_Task instructions:_ Identify the lines that include the word "almeno", then copy all of them.

★ ★ ★

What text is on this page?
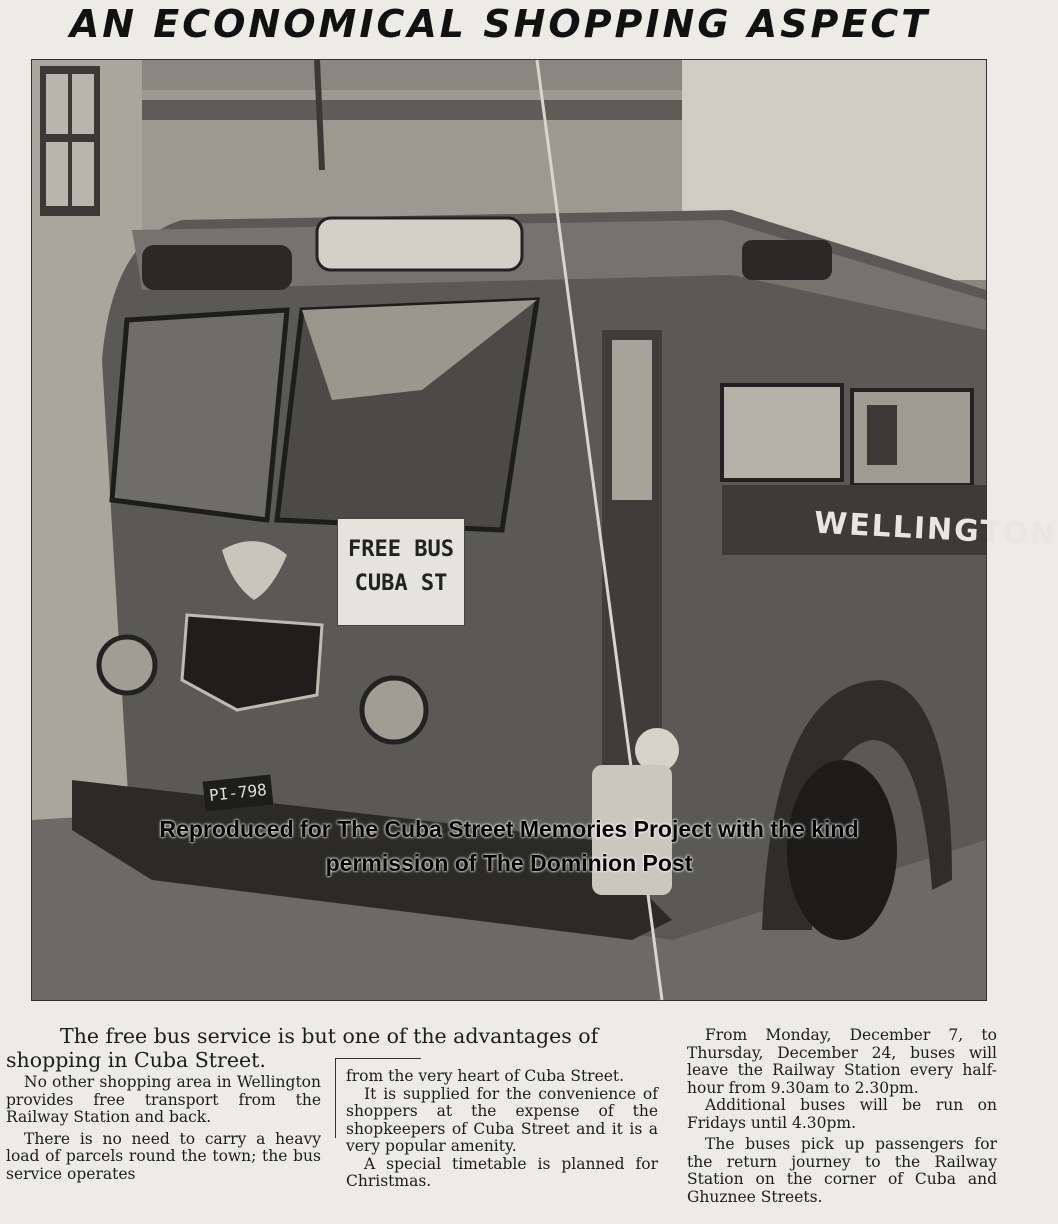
AN ECONOMICAL SHOPPING ASPECT
FREE BUS
CUBA ST
WELLINGTON
PI-798
Reproduced for The Cuba Street Memories Project with the kind
permission of The Dominion Post
The free bus service is but one of the advantages of
shopping in Cuba Street.

No other shopping area in Wellington provides free transport from the Railway Station and back.

There is no need to carry a heavy load of parcels round the town; the bus service operates

from the very heart of Cuba Street.

It is supplied for the convenience of shoppers at the expense of the shopkeepers of Cuba Street and it is a very popular amenity.

A special timetable is planned for Christmas.

From Monday, December 7, to Thursday, December 24, buses will leave the Railway Station every half-hour from 9.30am to 2.30pm.

Additional buses will be run on Fridays until 4.30pm.

The buses pick up passengers for the return journey to the Railway Station on the corner of Cuba and Ghuznee Streets.
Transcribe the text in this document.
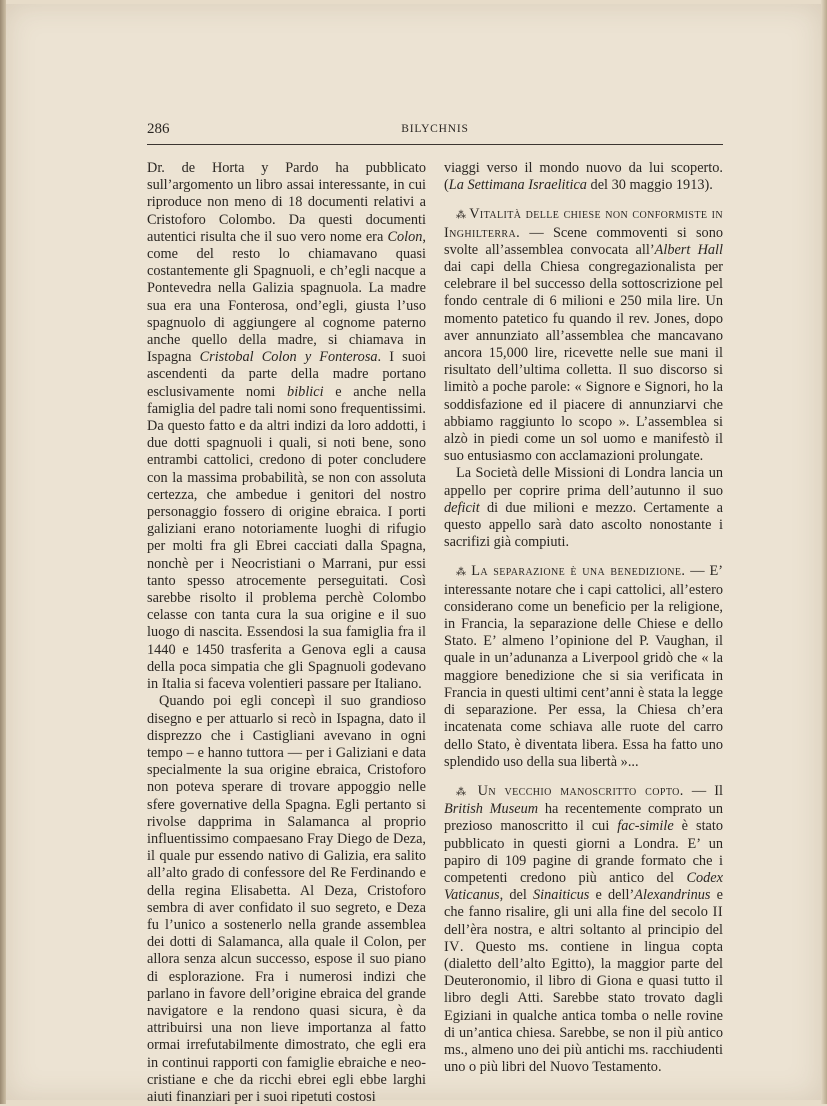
286	BILYCHNIS

Dr. de Horta y Pardo ha pubblicato sull’argomento un libro assai interessante, in cui riproduce non meno di 18 documenti relativi a Cristoforo Colombo. Da questi documenti autentici risulta che il suo vero nome era Colon, come del resto lo chiamavano quasi costantemente gli Spagnuoli, e ch’egli nacque a Pontevedra nella Galizia spagnuola. La madre sua era una Fonterosa, ond’egli, giusta l’uso spagnuolo di aggiungere al cognome paterno anche quello della madre, si chiamava in Ispagna Cristobal Colon y Fonterosa. I suoi ascendenti da parte della madre portano esclusivamente nomi biblici e anche nella famiglia del padre tali nomi sono frequentissimi. Da questo fatto e da altri indizi da loro addotti, i due dotti spagnuoli i quali, si noti bene, sono entrambi cattolici, credono di poter concludere con la massima probabilità, se non con assoluta certezza, che ambedue i genitori del nostro personaggio fossero di origine ebraica. I porti galiziani erano notoriamente luoghi di rifugio per molti fra gli Ebrei cacciati dalla Spagna, nonchè per i Neocristiani o Marrani, pur essi tanto spesso atrocemente perseguitati. Così sarebbe risolto il problema perchè Colombo celasse con tanta cura la sua origine e il suo luogo di nascita. Essendosi la sua famiglia fra il 1440 e 1450 trasferita a Genova egli a causa della poca simpatia che gli Spagnuoli godevano in Italia si faceva volentieri passare per Italiano.

Quando poi egli concepì il suo grandioso disegno e per attuarlo si recò in Ispagna, dato il disprezzo che i Castigliani avevano in ogni tempo – e hanno tuttora — per i Galiziani e data specialmente la sua origine ebraica, Cristoforo non poteva sperare di trovare appoggio nelle sfere governative della Spagna. Egli pertanto si rivolse dapprima in Salamanca al proprio influentissimo compaesano Fray Diego de Deza, il quale pur essendo nativo di Galizia, era salito all’alto grado di confessore del Re Ferdinando e della regina Elisabetta. Al Deza, Cristoforo sembra di aver confidato il suo segreto, e Deza fu l’unico a sostenerlo nella grande assemblea dei dotti di Salamanca, alla quale il Colon, per allora senza alcun successo, espose il suo piano di esplorazione. Fra i numerosi indizi che parlano in favore dell’origine ebraica del grande navigatore e la rendono quasi sicura, è da attribuirsi una non lieve importanza al fatto ormai irrefutabilmente dimostrato, che egli era in continui rapporti con famiglie ebraiche e neo-cristiane e che da ricchi ebrei egli ebbe larghi aiuti finanziari per i suoi ripetuti costosi

viaggi verso il mondo nuovo da lui scoperto. (La Settimana Israelitica del 30 maggio 1913).

⁂ Vitalità delle chiese non conformiste in Inghilterra. — Scene commoventi si sono svolte all’assemblea convocata all’Albert Hall dai capi della Chiesa congregazionalista per celebrare il bel successo della sottoscrizione pel fondo centrale di 6 milioni e 250 mila lire. Un momento patetico fu quando il rev. Jones, dopo aver annunziato all’assemblea che mancavano ancora 15,000 lire, ricevette nelle sue mani il risultato dell’ultima colletta. Il suo discorso si limitò a poche parole: « Signore e Signori, ho la soddisfazione ed il piacere di annunziarvi che abbiamo raggiunto lo scopo ». L’assemblea si alzò in piedi come un sol uomo e manifestò il suo entusiasmo con acclamazioni prolungate.

La Società delle Missioni di Londra lancia un appello per coprire prima dell’autunno il suo deficit di due milioni e mezzo. Certamente a questo appello sarà dato ascolto nonostante i sacrifizi già compiuti.

⁂ La separazione è una benedizione. — E’ interessante notare che i capi cattolici, all’estero considerano come un beneficio per la religione, in Francia, la separazione delle Chiese e dello Stato. E’ almeno l’opinione del P. Vaughan, il quale in un’adunanza a Liverpool gridò che « la maggiore benedizione che si sia verificata in Francia in questi ultimi cent’anni è stata la legge di separazione. Per essa, la Chiesa ch’era incatenata come schiava alle ruote del carro dello Stato, è diventata libera. Essa ha fatto uno splendido uso della sua libertà »...

⁂ Un vecchio manoscritto copto. — Il British Museum ha recentemente comprato un prezioso manoscritto il cui fac-simile è stato pubblicato in questi giorni a Londra. E’ un papiro di 109 pagine di grande formato che i competenti credono più antico del Codex Vaticanus, del Sinaiticus e dell’Alexandrinus e che fanno risalire, gli uni alla fine del secolo II dell’èra nostra, e altri soltanto al principio del IV. Questo ms. contiene in lingua copta (dialetto dell’alto Egitto), la maggior parte del Deuteronomio, il libro di Giona e quasi tutto il libro degli Atti. Sarebbe stato trovato dagli Egiziani in qualche antica tomba o nelle rovine di un’antica chiesa. Sarebbe, se non il più antico ms., almeno uno dei più antichi ms. racchiudenti uno o più libri del Nuovo Testamento.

★ ★ ★

_Written reply:_
⁂ La separazione è una benedizione. — E’ interessante notare che i capi cattolici, all’estero considerano come un beneficio per la religione, in Francia, la separazione delle Chiese e dello Stato. E’ almeno l’opinione del P. Vaughan, il quale in un’adunanza a Liverpool gridò che « la maggiore benedizione che si sia verificata in Francia in questi ultimi cent’anni è stata la legge di separazione. Per essa, la Chiesa ch’era incatenata come schiava alle ruote del carro dello Stato, è diventata libera. Essa ha fatto uno splendido uso della sua libertà »...
⁂ Un vecchio manoscritto copto. — Il British Museum ha recentemente comprato un prezioso manoscritto il cui fac-simile è stato pubblicato in questi giorni a Londra. E’ un papiro di 109 pagine di grande formato che i competenti credono più antico del Codex Vaticanus, del Sinaiticus e dell’Alexandrinus e che fanno risalire, gli uni alla fine del secolo II dell’èra nostra, e altri soltanto al principio del IV. Questo ms. contiene in lingua copta (dialetto dell’alto Egitto), la maggior parte del Deuteronomio, il libro di Giona e quasi tutto il libro degli Atti. Sarebbe stato trovato dagli Egiziani in qualche antica tomba o nelle rovine di un’antica chiesa. Sarebbe, se non il più antico ms., almeno uno dei più antichi ms. racchiudenti uno o più libri del Nuovo Testamento.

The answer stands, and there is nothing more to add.